EXERCISE INSTRUCTIONS - Count the lines in the entries below that contain the string "plot", treating uppercase and lowercase letters as distinct, and give only the resulting number.
------
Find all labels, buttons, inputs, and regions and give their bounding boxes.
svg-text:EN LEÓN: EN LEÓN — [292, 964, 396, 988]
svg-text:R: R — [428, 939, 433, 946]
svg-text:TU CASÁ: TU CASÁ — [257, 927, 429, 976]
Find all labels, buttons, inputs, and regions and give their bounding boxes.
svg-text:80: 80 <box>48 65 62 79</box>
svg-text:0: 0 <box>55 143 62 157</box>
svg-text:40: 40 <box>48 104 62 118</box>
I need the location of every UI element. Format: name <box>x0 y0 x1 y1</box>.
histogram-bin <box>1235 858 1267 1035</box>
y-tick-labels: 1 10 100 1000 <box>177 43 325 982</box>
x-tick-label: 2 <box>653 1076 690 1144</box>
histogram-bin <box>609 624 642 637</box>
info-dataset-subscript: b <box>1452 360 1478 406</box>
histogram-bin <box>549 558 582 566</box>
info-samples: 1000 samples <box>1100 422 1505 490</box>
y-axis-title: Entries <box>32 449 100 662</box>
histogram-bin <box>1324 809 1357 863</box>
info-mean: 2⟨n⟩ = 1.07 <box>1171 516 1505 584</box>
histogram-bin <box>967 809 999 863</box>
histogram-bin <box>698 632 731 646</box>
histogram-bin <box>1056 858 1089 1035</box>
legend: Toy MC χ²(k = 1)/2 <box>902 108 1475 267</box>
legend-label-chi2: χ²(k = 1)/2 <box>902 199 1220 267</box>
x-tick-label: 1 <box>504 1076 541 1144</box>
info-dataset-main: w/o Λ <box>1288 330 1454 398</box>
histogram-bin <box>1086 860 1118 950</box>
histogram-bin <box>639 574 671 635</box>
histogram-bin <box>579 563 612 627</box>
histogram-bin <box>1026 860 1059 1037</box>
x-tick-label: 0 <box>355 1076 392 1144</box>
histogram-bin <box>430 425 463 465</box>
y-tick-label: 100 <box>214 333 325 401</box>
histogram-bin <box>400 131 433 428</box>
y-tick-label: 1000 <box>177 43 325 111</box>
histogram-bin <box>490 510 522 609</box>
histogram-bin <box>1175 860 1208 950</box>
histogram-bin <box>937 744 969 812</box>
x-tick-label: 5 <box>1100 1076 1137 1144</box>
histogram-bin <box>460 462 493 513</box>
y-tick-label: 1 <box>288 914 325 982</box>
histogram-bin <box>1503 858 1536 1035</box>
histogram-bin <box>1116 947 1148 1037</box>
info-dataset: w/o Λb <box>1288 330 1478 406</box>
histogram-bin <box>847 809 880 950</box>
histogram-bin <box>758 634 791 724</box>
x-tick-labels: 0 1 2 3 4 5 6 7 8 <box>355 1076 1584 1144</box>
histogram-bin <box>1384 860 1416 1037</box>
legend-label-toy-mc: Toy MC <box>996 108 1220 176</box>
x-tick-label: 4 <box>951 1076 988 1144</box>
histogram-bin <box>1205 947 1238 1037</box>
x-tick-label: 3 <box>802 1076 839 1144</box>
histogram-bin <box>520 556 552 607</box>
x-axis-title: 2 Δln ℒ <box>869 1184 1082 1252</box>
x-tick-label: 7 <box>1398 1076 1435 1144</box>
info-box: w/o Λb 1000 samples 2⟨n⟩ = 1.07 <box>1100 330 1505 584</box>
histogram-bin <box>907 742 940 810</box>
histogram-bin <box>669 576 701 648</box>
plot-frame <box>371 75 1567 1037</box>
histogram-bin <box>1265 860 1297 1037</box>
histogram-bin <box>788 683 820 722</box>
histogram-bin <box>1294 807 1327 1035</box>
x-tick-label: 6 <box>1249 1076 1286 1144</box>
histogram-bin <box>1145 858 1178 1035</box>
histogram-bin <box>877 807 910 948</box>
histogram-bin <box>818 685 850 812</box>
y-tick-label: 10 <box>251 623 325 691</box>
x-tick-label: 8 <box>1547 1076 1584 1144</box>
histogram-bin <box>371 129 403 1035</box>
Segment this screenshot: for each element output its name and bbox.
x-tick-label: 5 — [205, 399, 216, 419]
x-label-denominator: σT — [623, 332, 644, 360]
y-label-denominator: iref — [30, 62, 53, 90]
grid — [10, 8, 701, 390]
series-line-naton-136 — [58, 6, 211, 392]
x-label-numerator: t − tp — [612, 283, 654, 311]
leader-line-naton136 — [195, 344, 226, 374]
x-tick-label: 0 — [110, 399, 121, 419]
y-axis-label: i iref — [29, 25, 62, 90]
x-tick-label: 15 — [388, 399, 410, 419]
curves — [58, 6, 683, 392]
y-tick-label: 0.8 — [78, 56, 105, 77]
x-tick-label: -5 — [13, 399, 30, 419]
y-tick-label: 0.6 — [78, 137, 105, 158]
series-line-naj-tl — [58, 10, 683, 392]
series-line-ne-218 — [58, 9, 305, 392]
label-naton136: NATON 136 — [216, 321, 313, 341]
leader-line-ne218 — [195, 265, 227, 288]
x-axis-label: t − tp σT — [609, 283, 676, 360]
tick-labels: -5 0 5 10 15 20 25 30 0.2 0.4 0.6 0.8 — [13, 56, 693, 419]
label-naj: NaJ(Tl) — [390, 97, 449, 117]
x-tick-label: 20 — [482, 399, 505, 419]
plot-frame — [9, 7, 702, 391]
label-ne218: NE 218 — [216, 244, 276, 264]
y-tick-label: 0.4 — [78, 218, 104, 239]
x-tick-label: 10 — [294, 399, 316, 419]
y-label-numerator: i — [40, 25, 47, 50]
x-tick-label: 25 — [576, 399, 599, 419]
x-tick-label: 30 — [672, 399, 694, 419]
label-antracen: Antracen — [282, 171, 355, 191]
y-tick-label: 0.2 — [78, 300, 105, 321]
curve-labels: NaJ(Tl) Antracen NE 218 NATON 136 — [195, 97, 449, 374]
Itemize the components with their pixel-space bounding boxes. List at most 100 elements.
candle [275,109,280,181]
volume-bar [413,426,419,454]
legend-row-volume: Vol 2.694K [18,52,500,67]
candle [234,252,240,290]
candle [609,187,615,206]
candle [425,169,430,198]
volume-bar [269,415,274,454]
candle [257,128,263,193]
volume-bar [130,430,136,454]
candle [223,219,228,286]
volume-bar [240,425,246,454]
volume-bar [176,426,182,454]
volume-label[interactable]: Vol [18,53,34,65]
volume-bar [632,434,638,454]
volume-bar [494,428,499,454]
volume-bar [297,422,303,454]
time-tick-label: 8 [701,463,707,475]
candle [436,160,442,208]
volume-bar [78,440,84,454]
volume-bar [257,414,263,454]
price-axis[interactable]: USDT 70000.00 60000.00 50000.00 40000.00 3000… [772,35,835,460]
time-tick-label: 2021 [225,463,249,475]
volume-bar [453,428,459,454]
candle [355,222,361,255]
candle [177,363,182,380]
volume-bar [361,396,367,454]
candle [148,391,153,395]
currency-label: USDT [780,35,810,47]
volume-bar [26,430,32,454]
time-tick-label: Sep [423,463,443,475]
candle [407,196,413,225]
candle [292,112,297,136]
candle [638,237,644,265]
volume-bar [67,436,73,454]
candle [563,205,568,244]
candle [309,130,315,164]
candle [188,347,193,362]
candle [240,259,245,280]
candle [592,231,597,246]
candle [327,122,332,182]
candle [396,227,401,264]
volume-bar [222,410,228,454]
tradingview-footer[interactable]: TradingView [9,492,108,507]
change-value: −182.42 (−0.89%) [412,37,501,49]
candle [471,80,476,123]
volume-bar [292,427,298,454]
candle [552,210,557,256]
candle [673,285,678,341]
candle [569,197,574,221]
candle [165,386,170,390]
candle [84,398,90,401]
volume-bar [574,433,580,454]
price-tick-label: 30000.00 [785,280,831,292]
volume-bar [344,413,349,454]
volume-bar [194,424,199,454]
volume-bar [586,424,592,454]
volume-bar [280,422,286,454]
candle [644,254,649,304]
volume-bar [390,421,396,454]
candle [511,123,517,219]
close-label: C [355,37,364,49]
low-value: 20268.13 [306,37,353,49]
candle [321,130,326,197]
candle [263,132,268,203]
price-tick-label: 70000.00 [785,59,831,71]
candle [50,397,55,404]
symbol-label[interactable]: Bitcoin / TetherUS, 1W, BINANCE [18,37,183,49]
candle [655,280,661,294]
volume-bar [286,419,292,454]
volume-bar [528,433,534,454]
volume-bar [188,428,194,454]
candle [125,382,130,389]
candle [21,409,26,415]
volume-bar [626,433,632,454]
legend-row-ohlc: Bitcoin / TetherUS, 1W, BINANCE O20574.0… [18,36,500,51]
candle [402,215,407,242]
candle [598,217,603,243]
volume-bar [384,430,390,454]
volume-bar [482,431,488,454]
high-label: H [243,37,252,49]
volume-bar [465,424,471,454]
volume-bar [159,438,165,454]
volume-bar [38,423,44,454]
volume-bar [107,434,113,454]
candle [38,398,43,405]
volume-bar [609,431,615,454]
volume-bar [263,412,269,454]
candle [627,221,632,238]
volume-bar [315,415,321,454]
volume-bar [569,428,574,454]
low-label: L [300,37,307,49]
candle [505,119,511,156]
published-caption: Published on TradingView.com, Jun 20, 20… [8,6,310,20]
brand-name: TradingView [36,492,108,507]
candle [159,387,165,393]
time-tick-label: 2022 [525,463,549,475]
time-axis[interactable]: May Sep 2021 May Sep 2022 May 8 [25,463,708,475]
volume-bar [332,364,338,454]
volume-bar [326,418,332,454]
------
ANSWER TO THIS PROBLEM - 2